Dataset items:
____
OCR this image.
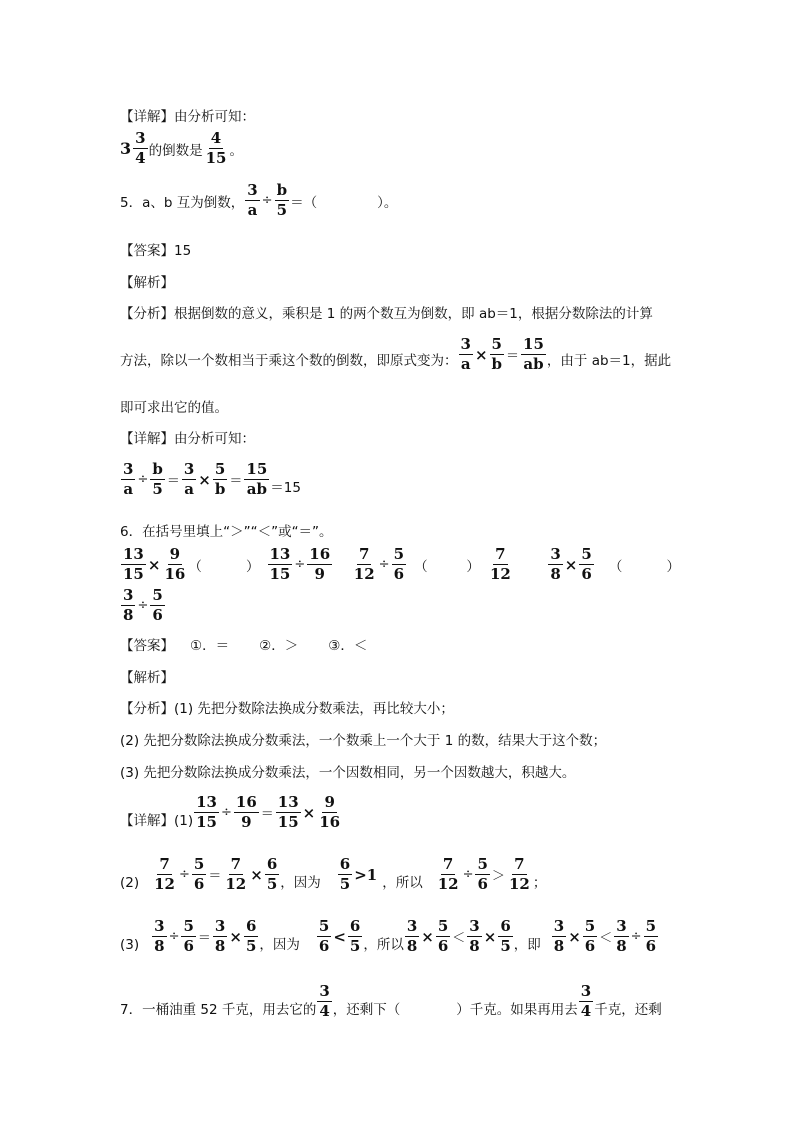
【详解】由分析可知：
3
3
4 的倒数是
4
15 。
5．a、b 互为倒数， $\frac{3}{a} \div \frac{b}{5}$ ＝（	）。
【答案】15
【解析】
【分析】根据倒数的意义，乘积是 1 的两个数互为倒数，即 ab＝1，根据分数除法的计算
方法，除以一个数相当于乘这个数的倒数，即原式变为： $\frac{3}{a} \times \frac{5}{b}$ ＝
15
ab ，由于 ab＝1，据此
即可求出它的值。
【详解】由分析可知：
$\frac{3}{a} \div \frac{b}{5} = \frac{3}{a} \times \frac{5}{b}$ ＝
15
ab ＝15
6．在括号里填上“＞”“＜”或“＝”。
$\frac{13}{15} \times \frac{9}{16}$ （	） $\frac{13}{15} \div \frac{16}{9} \frac{7}{12} \div \frac{5}{6}$ （	）
7
12	$\frac{3}{8} \times \frac{5}{6}$ （	）
$\frac{3}{8} \div \frac{5}{6}$
【答案】 ①．＝ ②．＞ ③．＜
【解析】
【分析】(1) 先把分数除法换成分数乘法，再比较大小；
(2) 先把分数除法换成分数乘法，一个数乘上一个大于 1 的数，结果大于这个数；
(3) 先把分数除法换成分数乘法，一个因数相同，另一个因数越大，积越大。
【详解】$(1) \frac{13}{15} \div \frac{16}{9} = \frac{13}{15} \times \frac{9}{16}$
$(2) \frac{7}{12} \div \frac{5}{6} = \frac{7}{12} \times \frac{6}{5}$ ，因为
6
5
>1 ，所以 $\frac{7}{12} \div \frac{5}{6}$ ＞
7
12 ；
$(3) \frac{3}{8} \div \frac{5}{6} = \frac{3}{8} \times \frac{6}{5}$ ，因为
5
6
<
6
5 ，所以 $\frac{3}{8} \times \frac{5}{6} < \frac{3}{8} \times \frac{6}{5}$ ，即 $\frac{3}{8} \times \frac{5}{6} < \frac{3}{8} \div \frac{5}{6}$
7．一桶油重 52 千克，用去它的
3
4 ，还剩下（	）千克。如果再用去
3
4 千克，还剩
____
Omit the pictures. Output every record above word for word.

OCR this image.
【详解】由分析可知：
3
3
4 的倒数是
4
15 。
5．a、b 互为倒数， $\frac{3}{a} \div \frac{b}{5}$ ＝（	）。
【答案】15
【解析】
【分析】根据倒数的意义，乘积是 1 的两个数互为倒数，即 ab＝1，根据分数除法的计算
方法，除以一个数相当于乘这个数的倒数，即原式变为： $\frac{3}{a} \times \frac{5}{b}$ ＝
15
ab ，由于 ab＝1，据此
即可求出它的值。
【详解】由分析可知：
$\frac{3}{a} \div \frac{b}{5} = \frac{3}{a} \times \frac{5}{b}$ ＝
15
ab ＝15
6．在括号里填上“＞”“＜”或“＝”。
$\frac{13}{15} \times \frac{9}{16}$ （	） $\frac{13}{15} \div \frac{16}{9} \frac{7}{12} \div \frac{5}{6}$ （	）
7
12	$\frac{3}{8} \times \frac{5}{6}$ （	）
$\frac{3}{8} \div \frac{5}{6}$
【答案】 ①．＝ ②．＞ ③．＜
【解析】
【分析】(1) 先把分数除法换成分数乘法，再比较大小；
(2) 先把分数除法换成分数乘法，一个数乘上一个大于 1 的数，结果大于这个数；
(3) 先把分数除法换成分数乘法，一个因数相同，另一个因数越大，积越大。
【详解】$(1) \frac{13}{15} \div \frac{16}{9} = \frac{13}{15} \times \frac{9}{16}$
$(2) \frac{7}{12} \div \frac{5}{6} = \frac{7}{12} \times \frac{6}{5}$ ，因为
6
5
>1 ，所以 $\frac{7}{12} \div \frac{5}{6}$ ＞
7
12 ；
$(3) \frac{3}{8} \div \frac{5}{6} = \frac{3}{8} \times \frac{6}{5}$ ，因为
5
6
<
6
5 ，所以 $\frac{3}{8} \times \frac{5}{6} < \frac{3}{8} \times \frac{6}{5}$ ，即 $\frac{3}{8} \times \frac{5}{6} < \frac{3}{8} \div \frac{5}{6}$
7．一桶油重 52 千克，用去它的
3
4 ，还剩下（	）千克。如果再用去
3
4 千克，还剩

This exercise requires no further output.